> [Items listed in a dataset]:
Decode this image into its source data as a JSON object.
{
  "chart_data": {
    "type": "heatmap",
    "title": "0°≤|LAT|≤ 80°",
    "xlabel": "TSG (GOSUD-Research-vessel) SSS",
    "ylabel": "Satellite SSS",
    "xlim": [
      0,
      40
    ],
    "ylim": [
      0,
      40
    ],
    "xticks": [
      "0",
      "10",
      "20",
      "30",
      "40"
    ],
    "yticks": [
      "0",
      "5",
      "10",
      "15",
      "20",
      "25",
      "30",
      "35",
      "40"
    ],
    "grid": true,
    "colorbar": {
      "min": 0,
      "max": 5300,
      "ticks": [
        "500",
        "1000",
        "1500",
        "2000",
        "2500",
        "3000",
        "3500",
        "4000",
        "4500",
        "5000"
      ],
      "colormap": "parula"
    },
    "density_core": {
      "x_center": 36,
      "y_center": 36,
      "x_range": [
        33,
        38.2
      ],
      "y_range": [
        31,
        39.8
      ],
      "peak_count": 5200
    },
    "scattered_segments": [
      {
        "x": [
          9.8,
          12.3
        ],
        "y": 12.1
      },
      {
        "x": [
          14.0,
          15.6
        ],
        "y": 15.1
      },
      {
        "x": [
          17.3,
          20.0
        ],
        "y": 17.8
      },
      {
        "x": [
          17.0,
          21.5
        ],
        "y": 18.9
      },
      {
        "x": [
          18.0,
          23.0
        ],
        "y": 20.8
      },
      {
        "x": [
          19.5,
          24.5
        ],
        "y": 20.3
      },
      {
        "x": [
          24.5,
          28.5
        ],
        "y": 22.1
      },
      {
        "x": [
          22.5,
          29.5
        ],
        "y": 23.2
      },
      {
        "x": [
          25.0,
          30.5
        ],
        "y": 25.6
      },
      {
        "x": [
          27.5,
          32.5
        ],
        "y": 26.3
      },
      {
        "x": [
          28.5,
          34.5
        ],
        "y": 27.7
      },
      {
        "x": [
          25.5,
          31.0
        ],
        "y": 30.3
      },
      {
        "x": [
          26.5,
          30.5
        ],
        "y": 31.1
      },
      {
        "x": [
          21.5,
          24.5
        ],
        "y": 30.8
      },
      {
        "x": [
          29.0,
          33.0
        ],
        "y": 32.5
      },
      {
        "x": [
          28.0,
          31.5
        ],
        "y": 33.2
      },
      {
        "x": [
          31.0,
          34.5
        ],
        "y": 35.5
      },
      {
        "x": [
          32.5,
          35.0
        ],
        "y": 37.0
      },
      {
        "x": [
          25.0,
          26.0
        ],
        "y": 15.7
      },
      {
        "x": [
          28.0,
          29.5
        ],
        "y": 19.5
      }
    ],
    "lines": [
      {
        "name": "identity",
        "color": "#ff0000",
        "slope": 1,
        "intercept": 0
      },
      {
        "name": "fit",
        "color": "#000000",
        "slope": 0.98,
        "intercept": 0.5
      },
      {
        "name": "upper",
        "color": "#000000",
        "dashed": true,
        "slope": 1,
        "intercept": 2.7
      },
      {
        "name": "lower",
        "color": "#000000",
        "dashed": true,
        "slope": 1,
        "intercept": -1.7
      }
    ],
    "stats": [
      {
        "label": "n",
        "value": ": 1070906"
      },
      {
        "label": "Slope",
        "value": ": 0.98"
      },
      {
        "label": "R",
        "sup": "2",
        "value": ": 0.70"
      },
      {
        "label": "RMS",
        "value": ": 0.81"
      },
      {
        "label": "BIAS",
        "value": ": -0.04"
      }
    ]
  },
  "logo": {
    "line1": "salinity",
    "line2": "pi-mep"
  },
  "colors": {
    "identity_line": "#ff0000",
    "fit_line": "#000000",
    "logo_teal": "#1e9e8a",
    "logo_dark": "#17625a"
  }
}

> [TASK DESCRIPTION]:
Faithfully copy every entry, leaving nothing out.

> [OUTPUT FOR THIS EXERCISE]:
Decode this image into its source data as a JSON object.
{
  "chart_data": {
    "type": "heatmap",
    "title": "0°≤|LAT|≤ 80°",
    "xlabel": "TSG (GOSUD-Research-vessel) SSS",
    "ylabel": "Satellite SSS",
    "xlim": [
      0,
      40
    ],
    "ylim": [
      0,
      40
    ],
    "xticks": [
      "0",
      "10",
      "20",
      "30",
      "40"
    ],
    "yticks": [
      "0",
      "5",
      "10",
      "15",
      "20",
      "25",
      "30",
      "35",
      "40"
    ],
    "grid": true,
    "colorbar": {
      "min": 0,
      "max": 5300,
      "ticks": [
        "500",
        "1000",
        "1500",
        "2000",
        "2500",
        "3000",
        "3500",
        "4000",
        "4500",
        "5000"
      ],
      "colormap": "parula"
    },
    "density_core": {
      "x_center": 36,
      "y_center": 36,
      "x_range": [
        33,
        38.2
      ],
      "y_range": [
        31,
        39.8
      ],
      "peak_count": 5200
    },
    "scattered_segments": [
      {
        "x": [
          9.8,
          12.3
        ],
        "y": 12.1
      },
      {
        "x": [
          14.0,
          15.6
        ],
        "y": 15.1
      },
      {
        "x": [
          17.3,
          20.0
        ],
        "y": 17.8
      },
      {
        "x": [
          17.0,
          21.5
        ],
        "y": 18.9
      },
      {
        "x": [
          18.0,
          23.0
        ],
        "y": 20.8
      },
      {
        "x": [
          19.5,
          24.5
        ],
        "y": 20.3
      },
      {
        "x": [
          24.5,
          28.5
        ],
        "y": 22.1
      },
      {
        "x": [
          22.5,
          29.5
        ],
        "y": 23.2
      },
      {
        "x": [
          25.0,
          30.5
        ],
        "y": 25.6
      },
      {
        "x": [
          27.5,
          32.5
        ],
        "y": 26.3
      },
      {
        "x": [
          28.5,
          34.5
        ],
        "y": 27.7
      },
      {
        "x": [
          25.5,
          31.0
        ],
        "y": 30.3
      },
      {
        "x": [
          26.5,
          30.5
        ],
        "y": 31.1
      },
      {
        "x": [
          21.5,
          24.5
        ],
        "y": 30.8
      },
      {
        "x": [
          29.0,
          33.0
        ],
        "y": 32.5
      },
      {
        "x": [
          28.0,
          31.5
        ],
        "y": 33.2
      },
      {
        "x": [
          31.0,
          34.5
        ],
        "y": 35.5
      },
      {
        "x": [
          32.5,
          35.0
        ],
        "y": 37.0
      },
      {
        "x": [
          25.0,
          26.0
        ],
        "y": 15.7
      },
      {
        "x": [
          28.0,
          29.5
        ],
        "y": 19.5
      }
    ],
    "lines": [
      {
        "name": "identity",
        "color": "#ff0000",
        "slope": 1,
        "intercept": 0
      },
      {
        "name": "fit",
        "color": "#000000",
        "slope": 0.98,
        "intercept": 0.5
      },
      {
        "name": "upper",
        "color": "#000000",
        "dashed": true,
        "slope": 1,
        "intercept": 2.7
      },
      {
        "name": "lower",
        "color": "#000000",
        "dashed": true,
        "slope": 1,
        "intercept": -1.7
      }
    ],
    "stats": [
      {
        "label": "n",
        "value": ": 1070906"
      },
      {
        "label": "Slope",
        "value": ": 0.98"
      },
      {
        "label": "R",
        "sup": "2",
        "value": ": 0.70"
      },
      {
        "label": "RMS",
        "value": ": 0.81"
      },
      {
        "label": "BIAS",
        "value": ": -0.04"
      }
    ]
  },
  "logo": {
    "line1": "salinity",
    "line2": "pi-mep"
  },
  "colors": {
    "identity_line": "#ff0000",
    "fit_line": "#000000",
    "logo_teal": "#1e9e8a",
    "logo_dark": "#17625a"
  }
}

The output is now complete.